(Records from a dataset)
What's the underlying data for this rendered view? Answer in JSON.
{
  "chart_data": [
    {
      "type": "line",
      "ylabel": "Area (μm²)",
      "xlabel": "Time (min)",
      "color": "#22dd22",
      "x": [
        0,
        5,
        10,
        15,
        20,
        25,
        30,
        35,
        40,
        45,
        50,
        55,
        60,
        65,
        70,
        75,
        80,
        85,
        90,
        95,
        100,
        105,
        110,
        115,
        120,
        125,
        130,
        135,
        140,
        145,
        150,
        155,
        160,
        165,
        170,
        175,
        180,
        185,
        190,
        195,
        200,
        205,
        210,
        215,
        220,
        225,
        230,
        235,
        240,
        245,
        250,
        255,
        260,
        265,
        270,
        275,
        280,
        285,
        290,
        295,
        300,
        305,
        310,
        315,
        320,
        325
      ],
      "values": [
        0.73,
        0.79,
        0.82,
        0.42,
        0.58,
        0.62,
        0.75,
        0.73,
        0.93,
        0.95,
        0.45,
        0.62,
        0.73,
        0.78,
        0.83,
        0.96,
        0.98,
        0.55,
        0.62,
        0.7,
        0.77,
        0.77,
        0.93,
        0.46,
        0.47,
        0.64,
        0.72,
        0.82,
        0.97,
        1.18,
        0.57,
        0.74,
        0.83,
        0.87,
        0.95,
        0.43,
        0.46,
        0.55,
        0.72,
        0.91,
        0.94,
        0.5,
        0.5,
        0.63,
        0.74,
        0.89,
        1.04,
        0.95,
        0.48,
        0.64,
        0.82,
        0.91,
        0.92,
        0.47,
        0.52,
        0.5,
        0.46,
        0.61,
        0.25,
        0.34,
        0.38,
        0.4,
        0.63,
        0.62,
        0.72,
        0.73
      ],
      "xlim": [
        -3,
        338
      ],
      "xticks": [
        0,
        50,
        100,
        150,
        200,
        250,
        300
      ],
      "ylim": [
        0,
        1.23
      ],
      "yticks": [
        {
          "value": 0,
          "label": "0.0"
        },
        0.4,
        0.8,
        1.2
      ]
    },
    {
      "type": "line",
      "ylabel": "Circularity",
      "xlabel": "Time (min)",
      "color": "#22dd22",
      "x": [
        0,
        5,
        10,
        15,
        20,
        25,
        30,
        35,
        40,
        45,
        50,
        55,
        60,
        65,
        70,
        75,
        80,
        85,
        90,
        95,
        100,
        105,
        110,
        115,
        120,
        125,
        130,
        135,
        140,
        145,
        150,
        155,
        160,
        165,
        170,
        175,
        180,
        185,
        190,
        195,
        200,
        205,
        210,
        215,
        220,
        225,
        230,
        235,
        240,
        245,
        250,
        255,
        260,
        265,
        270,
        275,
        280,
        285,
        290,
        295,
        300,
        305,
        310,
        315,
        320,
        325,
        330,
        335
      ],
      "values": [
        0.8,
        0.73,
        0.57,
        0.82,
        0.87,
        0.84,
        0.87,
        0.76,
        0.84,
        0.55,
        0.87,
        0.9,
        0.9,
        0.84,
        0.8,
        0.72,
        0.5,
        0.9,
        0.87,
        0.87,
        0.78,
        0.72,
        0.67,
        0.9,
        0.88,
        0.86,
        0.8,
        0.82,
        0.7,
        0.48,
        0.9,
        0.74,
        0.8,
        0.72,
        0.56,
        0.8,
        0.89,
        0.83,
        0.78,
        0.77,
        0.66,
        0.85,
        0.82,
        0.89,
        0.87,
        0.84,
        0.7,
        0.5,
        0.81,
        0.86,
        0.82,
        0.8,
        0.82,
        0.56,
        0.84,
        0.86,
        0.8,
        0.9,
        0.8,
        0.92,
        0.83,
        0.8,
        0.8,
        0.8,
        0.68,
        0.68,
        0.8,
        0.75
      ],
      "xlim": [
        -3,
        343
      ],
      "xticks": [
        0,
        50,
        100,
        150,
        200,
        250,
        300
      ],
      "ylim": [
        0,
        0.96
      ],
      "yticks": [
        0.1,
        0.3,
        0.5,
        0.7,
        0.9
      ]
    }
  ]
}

#### [OBJECTIVE]
Copy out all of the records shown above exactly.

#### [EXERCISE RESULT]
What's the underlying data for this rendered view? Answer in JSON.
{
  "chart_data": [
    {
      "type": "line",
      "ylabel": "Area (μm²)",
      "xlabel": "Time (min)",
      "color": "#22dd22",
      "x": [
        0,
        5,
        10,
        15,
        20,
        25,
        30,
        35,
        40,
        45,
        50,
        55,
        60,
        65,
        70,
        75,
        80,
        85,
        90,
        95,
        100,
        105,
        110,
        115,
        120,
        125,
        130,
        135,
        140,
        145,
        150,
        155,
        160,
        165,
        170,
        175,
        180,
        185,
        190,
        195,
        200,
        205,
        210,
        215,
        220,
        225,
        230,
        235,
        240,
        245,
        250,
        255,
        260,
        265,
        270,
        275,
        280,
        285,
        290,
        295,
        300,
        305,
        310,
        315,
        320,
        325
      ],
      "values": [
        0.73,
        0.79,
        0.82,
        0.42,
        0.58,
        0.62,
        0.75,
        0.73,
        0.93,
        0.95,
        0.45,
        0.62,
        0.73,
        0.78,
        0.83,
        0.96,
        0.98,
        0.55,
        0.62,
        0.7,
        0.77,
        0.77,
        0.93,
        0.46,
        0.47,
        0.64,
        0.72,
        0.82,
        0.97,
        1.18,
        0.57,
        0.74,
        0.83,
        0.87,
        0.95,
        0.43,
        0.46,
        0.55,
        0.72,
        0.91,
        0.94,
        0.5,
        0.5,
        0.63,
        0.74,
        0.89,
        1.04,
        0.95,
        0.48,
        0.64,
        0.82,
        0.91,
        0.92,
        0.47,
        0.52,
        0.5,
        0.46,
        0.61,
        0.25,
        0.34,
        0.38,
        0.4,
        0.63,
        0.62,
        0.72,
        0.73
      ],
      "xlim": [
        -3,
        338
      ],
      "xticks": [
        0,
        50,
        100,
        150,
        200,
        250,
        300
      ],
      "ylim": [
        0,
        1.23
      ],
      "yticks": [
        {
          "value": 0,
          "label": "0.0"
        },
        0.4,
        0.8,
        1.2
      ]
    },
    {
      "type": "line",
      "ylabel": "Circularity",
      "xlabel": "Time (min)",
      "color": "#22dd22",
      "x": [
        0,
        5,
        10,
        15,
        20,
        25,
        30,
        35,
        40,
        45,
        50,
        55,
        60,
        65,
        70,
        75,
        80,
        85,
        90,
        95,
        100,
        105,
        110,
        115,
        120,
        125,
        130,
        135,
        140,
        145,
        150,
        155,
        160,
        165,
        170,
        175,
        180,
        185,
        190,
        195,
        200,
        205,
        210,
        215,
        220,
        225,
        230,
        235,
        240,
        245,
        250,
        255,
        260,
        265,
        270,
        275,
        280,
        285,
        290,
        295,
        300,
        305,
        310,
        315,
        320,
        325,
        330,
        335
      ],
      "values": [
        0.8,
        0.73,
        0.57,
        0.82,
        0.87,
        0.84,
        0.87,
        0.76,
        0.84,
        0.55,
        0.87,
        0.9,
        0.9,
        0.84,
        0.8,
        0.72,
        0.5,
        0.9,
        0.87,
        0.87,
        0.78,
        0.72,
        0.67,
        0.9,
        0.88,
        0.86,
        0.8,
        0.82,
        0.7,
        0.48,
        0.9,
        0.74,
        0.8,
        0.72,
        0.56,
        0.8,
        0.89,
        0.83,
        0.78,
        0.77,
        0.66,
        0.85,
        0.82,
        0.89,
        0.87,
        0.84,
        0.7,
        0.5,
        0.81,
        0.86,
        0.82,
        0.8,
        0.82,
        0.56,
        0.84,
        0.86,
        0.8,
        0.9,
        0.8,
        0.92,
        0.83,
        0.8,
        0.8,
        0.8,
        0.68,
        0.68,
        0.8,
        0.75
      ],
      "xlim": [
        -3,
        343
      ],
      "xticks": [
        0,
        50,
        100,
        150,
        200,
        250,
        300
      ],
      "ylim": [
        0,
        0.96
      ],
      "yticks": [
        0.1,
        0.3,
        0.5,
        0.7,
        0.9
      ]
    }
  ]
}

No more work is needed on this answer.